**Short exercise**
Gather each line of the entries below that includes "data".

**Records provided**
* begin *
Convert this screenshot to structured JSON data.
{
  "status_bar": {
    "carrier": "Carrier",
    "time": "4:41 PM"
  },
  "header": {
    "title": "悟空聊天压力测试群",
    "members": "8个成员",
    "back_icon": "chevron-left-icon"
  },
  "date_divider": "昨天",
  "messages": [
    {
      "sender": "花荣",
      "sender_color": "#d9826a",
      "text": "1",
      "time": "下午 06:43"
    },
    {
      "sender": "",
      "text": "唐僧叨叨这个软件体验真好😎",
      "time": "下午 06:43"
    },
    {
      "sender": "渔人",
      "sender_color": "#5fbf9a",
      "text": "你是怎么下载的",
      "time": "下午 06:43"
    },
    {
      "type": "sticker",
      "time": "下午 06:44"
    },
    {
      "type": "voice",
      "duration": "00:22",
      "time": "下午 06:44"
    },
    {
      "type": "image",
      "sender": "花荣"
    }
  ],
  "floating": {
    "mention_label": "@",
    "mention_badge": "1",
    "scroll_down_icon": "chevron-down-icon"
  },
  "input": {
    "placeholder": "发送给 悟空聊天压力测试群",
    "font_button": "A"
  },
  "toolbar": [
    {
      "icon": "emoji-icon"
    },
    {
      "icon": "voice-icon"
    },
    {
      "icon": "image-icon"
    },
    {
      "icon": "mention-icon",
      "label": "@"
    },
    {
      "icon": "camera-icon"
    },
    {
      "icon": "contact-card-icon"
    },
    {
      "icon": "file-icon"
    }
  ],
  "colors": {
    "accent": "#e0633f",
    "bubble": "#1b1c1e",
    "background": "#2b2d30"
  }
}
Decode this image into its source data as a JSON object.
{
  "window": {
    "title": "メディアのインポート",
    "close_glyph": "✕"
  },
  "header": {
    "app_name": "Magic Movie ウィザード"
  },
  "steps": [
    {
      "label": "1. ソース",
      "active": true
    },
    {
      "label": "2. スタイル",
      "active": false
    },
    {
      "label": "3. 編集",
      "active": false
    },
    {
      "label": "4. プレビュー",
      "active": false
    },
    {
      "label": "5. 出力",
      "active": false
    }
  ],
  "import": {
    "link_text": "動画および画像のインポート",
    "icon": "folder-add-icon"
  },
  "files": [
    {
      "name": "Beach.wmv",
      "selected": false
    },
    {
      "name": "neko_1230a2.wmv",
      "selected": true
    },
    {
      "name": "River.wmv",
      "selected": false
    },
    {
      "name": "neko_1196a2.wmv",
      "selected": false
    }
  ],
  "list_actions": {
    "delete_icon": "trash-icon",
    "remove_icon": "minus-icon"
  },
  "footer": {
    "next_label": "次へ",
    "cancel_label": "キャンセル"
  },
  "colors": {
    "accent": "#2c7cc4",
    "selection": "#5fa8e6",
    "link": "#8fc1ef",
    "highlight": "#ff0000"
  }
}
* end *
**Full output**
Convert this screenshot to structured JSON data.
Decode this image into its source data as a JSON object.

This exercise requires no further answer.